**DATA PROVIDED**
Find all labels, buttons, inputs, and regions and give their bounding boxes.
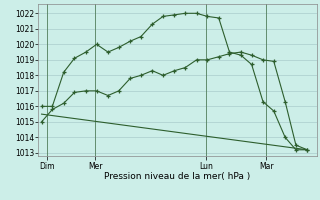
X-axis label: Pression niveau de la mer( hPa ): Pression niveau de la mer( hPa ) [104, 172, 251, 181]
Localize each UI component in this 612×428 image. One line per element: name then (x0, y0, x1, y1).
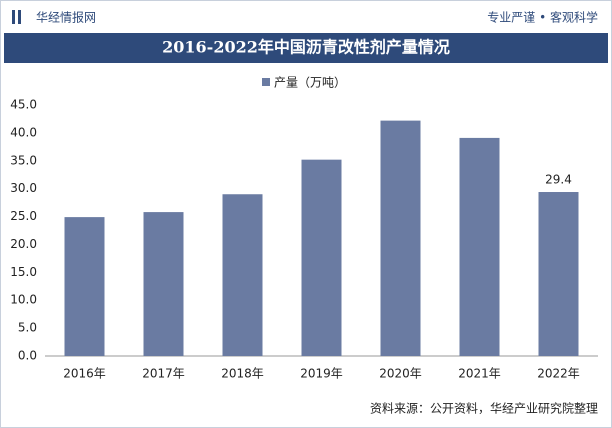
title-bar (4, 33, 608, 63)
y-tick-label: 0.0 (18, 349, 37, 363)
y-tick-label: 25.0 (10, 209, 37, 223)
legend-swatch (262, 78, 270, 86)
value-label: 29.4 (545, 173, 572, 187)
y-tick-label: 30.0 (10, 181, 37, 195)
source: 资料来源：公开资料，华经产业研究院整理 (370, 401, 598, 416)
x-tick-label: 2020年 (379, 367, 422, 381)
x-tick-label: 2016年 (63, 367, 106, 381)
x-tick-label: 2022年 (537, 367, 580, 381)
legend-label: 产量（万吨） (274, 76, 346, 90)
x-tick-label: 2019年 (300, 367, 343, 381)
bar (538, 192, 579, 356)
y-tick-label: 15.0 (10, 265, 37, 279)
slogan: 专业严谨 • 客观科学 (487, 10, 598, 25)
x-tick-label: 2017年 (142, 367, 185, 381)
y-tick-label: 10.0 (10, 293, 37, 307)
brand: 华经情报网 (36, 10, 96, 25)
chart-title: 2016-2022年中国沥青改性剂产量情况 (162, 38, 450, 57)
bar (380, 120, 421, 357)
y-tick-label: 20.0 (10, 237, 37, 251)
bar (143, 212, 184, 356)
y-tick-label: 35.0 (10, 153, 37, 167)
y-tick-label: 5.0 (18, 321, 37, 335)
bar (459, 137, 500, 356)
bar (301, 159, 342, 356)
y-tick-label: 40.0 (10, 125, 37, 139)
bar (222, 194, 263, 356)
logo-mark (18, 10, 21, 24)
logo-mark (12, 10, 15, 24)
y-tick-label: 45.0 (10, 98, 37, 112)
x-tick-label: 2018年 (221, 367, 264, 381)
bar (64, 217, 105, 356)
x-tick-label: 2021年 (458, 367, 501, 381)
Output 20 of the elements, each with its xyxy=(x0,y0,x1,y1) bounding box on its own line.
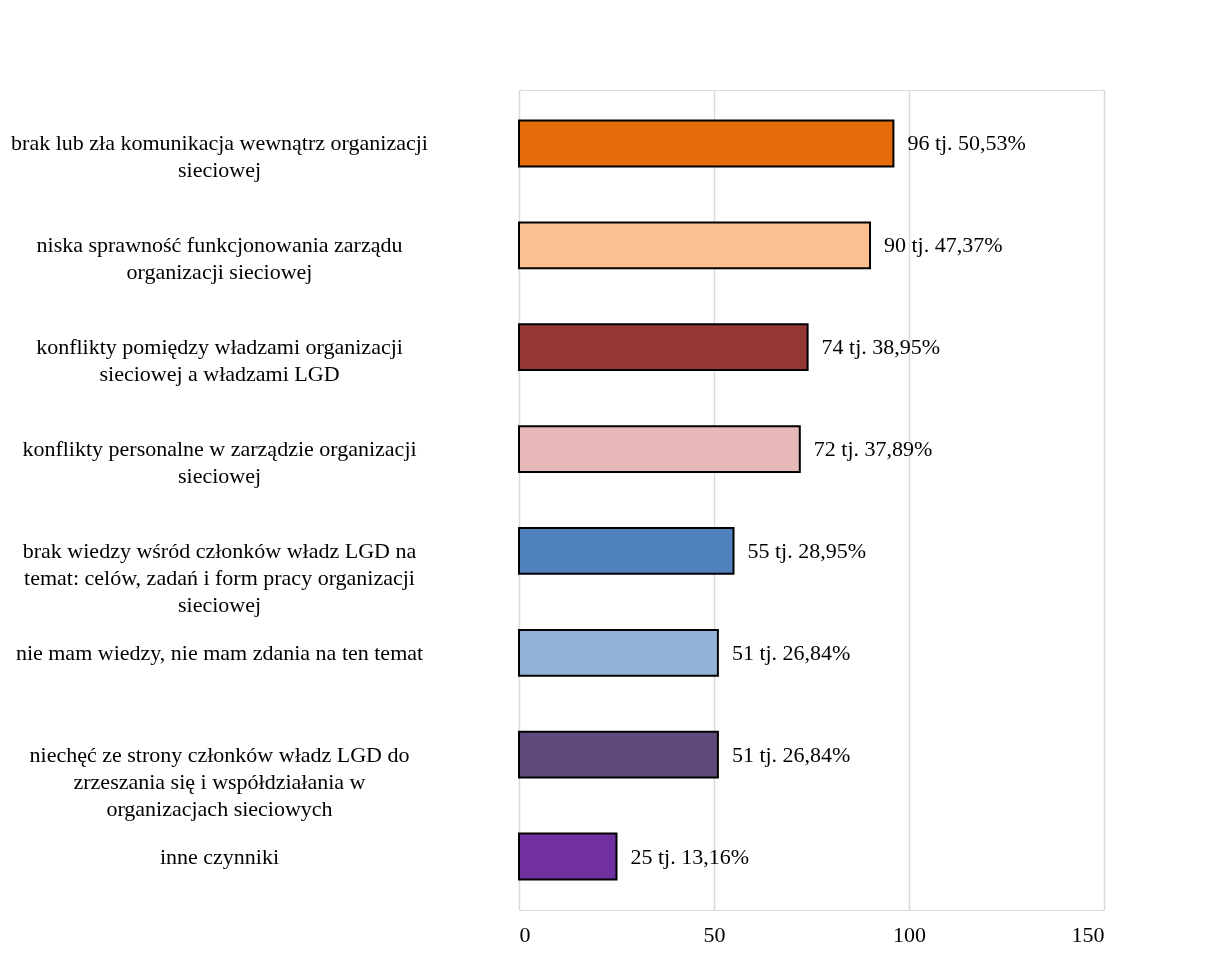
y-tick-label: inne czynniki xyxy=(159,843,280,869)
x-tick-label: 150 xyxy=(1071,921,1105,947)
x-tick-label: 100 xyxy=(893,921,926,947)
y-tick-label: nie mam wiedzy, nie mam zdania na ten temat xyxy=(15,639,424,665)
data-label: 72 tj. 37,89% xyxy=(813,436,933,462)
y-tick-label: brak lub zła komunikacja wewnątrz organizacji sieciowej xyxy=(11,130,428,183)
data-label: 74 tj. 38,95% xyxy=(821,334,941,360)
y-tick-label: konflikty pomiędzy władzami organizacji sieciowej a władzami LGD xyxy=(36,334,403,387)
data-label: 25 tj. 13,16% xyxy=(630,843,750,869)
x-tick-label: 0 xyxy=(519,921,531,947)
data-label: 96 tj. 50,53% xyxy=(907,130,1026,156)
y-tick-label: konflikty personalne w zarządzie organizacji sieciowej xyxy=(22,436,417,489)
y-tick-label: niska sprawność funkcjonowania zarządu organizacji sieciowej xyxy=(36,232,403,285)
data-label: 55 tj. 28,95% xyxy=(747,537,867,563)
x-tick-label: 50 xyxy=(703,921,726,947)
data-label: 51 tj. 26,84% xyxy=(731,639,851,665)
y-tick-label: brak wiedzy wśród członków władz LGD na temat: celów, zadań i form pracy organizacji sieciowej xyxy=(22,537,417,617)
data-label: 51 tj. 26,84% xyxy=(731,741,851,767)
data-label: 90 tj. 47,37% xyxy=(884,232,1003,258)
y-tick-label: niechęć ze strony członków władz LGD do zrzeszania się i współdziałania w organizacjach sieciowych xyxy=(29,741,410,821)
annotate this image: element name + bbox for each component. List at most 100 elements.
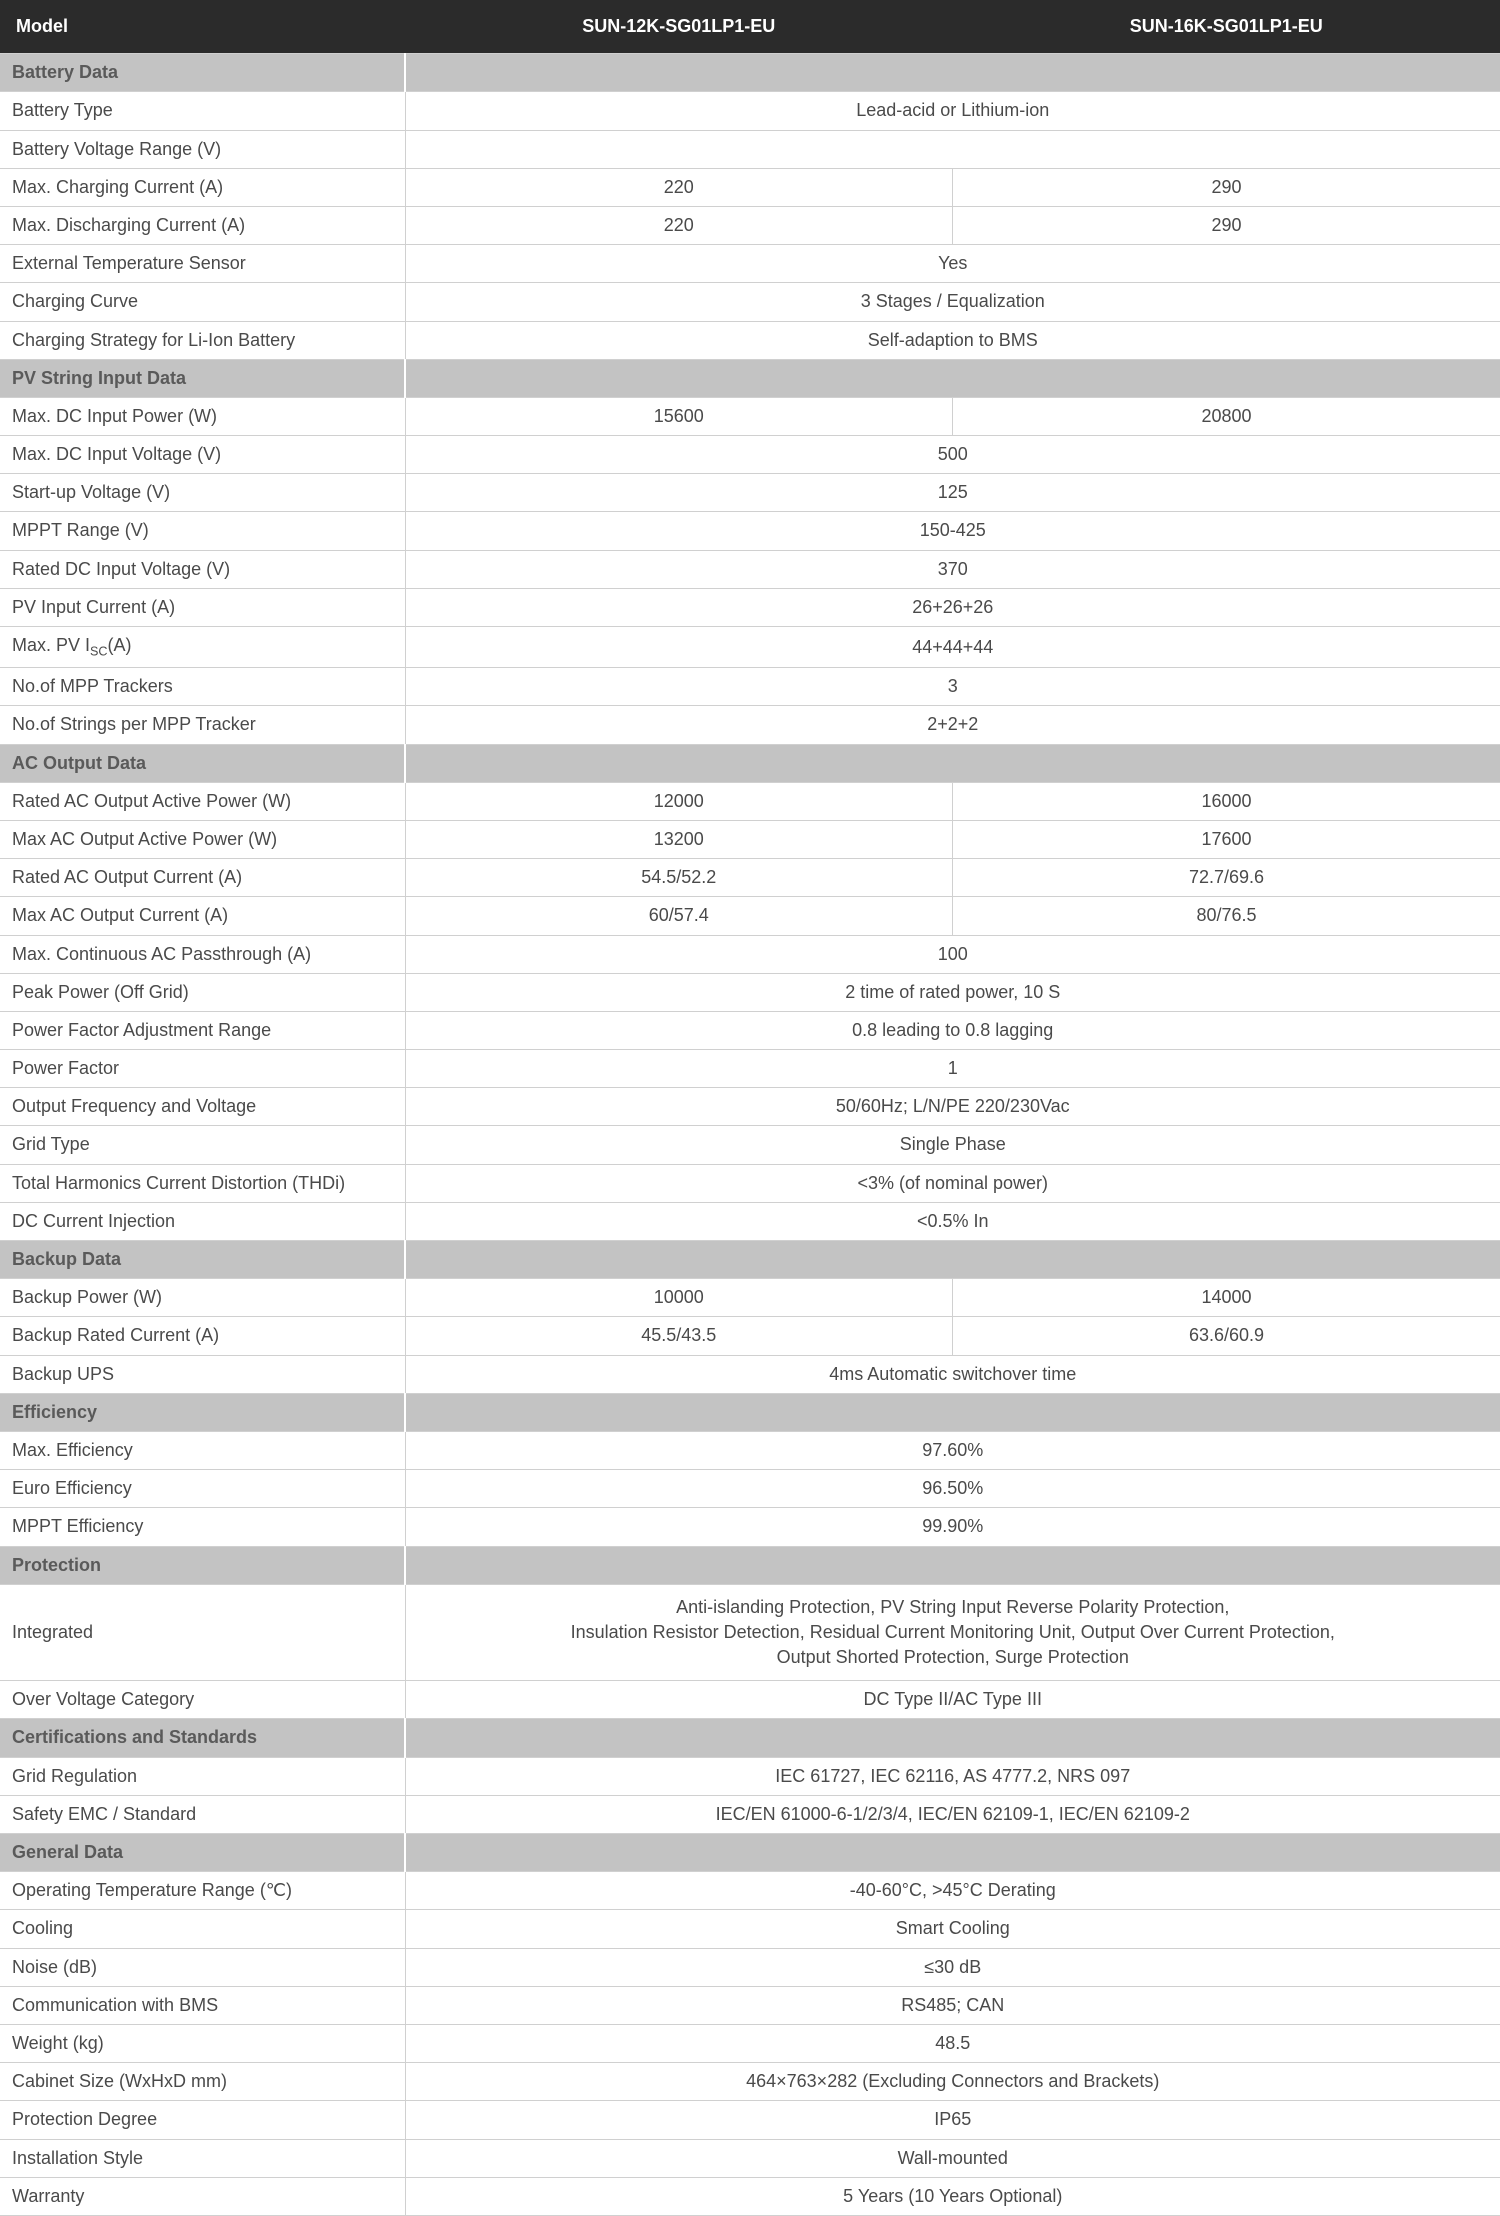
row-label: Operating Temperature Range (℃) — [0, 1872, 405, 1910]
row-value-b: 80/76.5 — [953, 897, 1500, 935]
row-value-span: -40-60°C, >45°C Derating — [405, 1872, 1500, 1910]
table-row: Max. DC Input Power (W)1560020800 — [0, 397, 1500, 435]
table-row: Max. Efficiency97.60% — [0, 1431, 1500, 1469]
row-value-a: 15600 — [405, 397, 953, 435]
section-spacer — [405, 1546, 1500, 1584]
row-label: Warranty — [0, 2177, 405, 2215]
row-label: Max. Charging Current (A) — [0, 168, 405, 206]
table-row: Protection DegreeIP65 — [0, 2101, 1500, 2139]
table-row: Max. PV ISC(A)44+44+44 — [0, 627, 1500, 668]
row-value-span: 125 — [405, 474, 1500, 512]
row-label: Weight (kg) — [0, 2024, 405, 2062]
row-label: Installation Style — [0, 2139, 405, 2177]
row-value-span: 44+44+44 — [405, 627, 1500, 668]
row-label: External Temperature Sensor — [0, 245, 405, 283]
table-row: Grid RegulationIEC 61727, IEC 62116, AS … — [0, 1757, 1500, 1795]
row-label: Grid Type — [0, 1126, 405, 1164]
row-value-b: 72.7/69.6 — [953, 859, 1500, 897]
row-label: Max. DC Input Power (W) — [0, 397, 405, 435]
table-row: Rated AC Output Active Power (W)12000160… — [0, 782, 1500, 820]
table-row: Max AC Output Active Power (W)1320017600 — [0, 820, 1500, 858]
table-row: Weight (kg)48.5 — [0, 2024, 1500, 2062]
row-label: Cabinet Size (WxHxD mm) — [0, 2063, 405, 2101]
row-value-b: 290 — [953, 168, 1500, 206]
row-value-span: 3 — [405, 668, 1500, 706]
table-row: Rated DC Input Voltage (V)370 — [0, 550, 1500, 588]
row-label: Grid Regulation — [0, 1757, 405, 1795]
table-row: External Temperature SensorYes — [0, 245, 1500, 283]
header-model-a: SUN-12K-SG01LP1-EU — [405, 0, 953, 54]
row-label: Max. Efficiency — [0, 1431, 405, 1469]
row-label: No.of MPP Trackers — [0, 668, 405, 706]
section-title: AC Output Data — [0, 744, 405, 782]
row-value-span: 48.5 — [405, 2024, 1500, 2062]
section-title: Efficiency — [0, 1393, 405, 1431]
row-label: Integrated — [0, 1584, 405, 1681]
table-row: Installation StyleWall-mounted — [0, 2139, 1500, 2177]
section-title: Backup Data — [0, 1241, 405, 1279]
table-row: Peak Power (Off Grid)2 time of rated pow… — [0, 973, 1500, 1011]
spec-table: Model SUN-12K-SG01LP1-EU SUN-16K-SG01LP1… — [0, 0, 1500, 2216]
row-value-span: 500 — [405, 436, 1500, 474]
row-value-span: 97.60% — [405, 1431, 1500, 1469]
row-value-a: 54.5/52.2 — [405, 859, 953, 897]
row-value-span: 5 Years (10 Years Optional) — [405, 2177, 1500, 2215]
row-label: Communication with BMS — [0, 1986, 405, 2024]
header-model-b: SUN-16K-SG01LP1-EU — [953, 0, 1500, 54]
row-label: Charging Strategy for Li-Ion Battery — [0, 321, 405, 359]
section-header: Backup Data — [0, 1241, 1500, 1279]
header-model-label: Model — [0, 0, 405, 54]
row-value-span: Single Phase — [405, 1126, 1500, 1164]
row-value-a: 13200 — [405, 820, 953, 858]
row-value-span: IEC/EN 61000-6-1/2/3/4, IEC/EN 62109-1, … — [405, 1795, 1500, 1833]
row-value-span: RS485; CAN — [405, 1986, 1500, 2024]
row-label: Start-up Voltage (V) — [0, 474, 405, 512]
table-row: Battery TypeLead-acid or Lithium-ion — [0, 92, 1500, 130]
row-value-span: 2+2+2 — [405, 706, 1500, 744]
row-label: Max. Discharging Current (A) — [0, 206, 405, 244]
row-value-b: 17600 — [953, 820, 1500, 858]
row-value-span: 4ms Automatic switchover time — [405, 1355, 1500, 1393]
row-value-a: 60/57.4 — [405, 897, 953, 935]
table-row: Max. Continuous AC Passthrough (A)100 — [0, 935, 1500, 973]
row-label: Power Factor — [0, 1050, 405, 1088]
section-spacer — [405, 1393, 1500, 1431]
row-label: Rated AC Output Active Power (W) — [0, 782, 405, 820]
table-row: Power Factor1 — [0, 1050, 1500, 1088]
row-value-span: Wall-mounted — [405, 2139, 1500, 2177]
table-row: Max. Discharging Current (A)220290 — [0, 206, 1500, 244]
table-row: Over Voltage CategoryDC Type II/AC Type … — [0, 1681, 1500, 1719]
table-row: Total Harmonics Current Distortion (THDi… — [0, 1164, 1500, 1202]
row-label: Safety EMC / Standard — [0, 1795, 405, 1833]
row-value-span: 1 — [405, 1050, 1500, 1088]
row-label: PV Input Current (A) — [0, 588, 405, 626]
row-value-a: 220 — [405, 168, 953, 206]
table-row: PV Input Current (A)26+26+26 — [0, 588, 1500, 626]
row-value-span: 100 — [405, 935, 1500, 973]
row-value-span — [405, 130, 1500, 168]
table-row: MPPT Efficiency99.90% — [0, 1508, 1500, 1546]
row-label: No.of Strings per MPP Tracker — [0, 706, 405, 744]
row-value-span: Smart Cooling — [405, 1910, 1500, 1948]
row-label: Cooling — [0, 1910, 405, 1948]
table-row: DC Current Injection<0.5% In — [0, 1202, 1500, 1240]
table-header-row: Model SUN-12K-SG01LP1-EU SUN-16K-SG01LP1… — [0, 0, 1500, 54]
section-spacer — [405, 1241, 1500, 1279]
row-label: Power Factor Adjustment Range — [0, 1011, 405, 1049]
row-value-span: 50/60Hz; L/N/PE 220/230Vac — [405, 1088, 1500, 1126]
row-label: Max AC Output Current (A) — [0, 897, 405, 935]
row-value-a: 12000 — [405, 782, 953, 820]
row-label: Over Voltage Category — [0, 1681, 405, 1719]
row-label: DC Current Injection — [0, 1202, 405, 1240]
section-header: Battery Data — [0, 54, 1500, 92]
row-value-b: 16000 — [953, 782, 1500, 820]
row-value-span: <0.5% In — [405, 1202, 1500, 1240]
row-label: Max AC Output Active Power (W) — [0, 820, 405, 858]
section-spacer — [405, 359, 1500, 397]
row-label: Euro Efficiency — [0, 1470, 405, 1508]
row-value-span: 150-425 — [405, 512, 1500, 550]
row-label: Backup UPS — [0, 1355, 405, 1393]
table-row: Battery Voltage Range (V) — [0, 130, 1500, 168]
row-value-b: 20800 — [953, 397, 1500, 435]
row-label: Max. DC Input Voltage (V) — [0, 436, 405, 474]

**GOAL**
Write out every line from the one containing "title-bar (4, 33, 608, 63)" down to the one containing "x-tick-label: 2021年 (458, 367, 501, 381)", including both of those lines and nothing else. Reproduce each line unchanged.

**SOLUTION TO THIS TASK**
title-bar (4, 33, 608, 63)
y-tick-label: 0.0 (18, 349, 37, 363)
y-tick-label: 25.0 (10, 209, 37, 223)
legend-swatch (262, 78, 270, 86)
value-label: 29.4 (545, 173, 572, 187)
y-tick-label: 30.0 (10, 181, 37, 195)
source: 资料来源：公开资料，华经产业研究院整理 (370, 401, 598, 416)
x-tick-label: 2020年 (379, 367, 422, 381)
x-tick-label: 2016年 (63, 367, 106, 381)
x-tick-label: 2022年 (537, 367, 580, 381)
legend-label: 产量（万吨） (274, 76, 346, 90)
x-tick-label: 2019年 (300, 367, 343, 381)
bar (538, 192, 579, 356)
y-tick-label: 15.0 (10, 265, 37, 279)
slogan: 专业严谨 • 客观科学 (487, 10, 598, 25)
x-tick-label: 2017年 (142, 367, 185, 381)
y-tick-label: 10.0 (10, 293, 37, 307)
brand: 华经情报网 (36, 10, 96, 25)
chart-title: 2016-2022年中国沥青改性剂产量情况 (162, 38, 450, 57)
bar (380, 120, 421, 357)
y-tick-label: 20.0 (10, 237, 37, 251)
bar (143, 212, 184, 356)
y-tick-label: 35.0 (10, 153, 37, 167)
y-tick-label: 5.0 (18, 321, 37, 335)
bar (459, 137, 500, 356)
bar (301, 159, 342, 356)
y-tick-label: 40.0 (10, 125, 37, 139)
bar (222, 194, 263, 356)
logo-mark (18, 10, 21, 24)
logo-mark (12, 10, 15, 24)
y-tick-label: 45.0 (10, 98, 37, 112)
x-tick-label: 2018年 (221, 367, 264, 381)
bar (64, 217, 105, 356)
x-tick-label: 2021年 (458, 367, 501, 381)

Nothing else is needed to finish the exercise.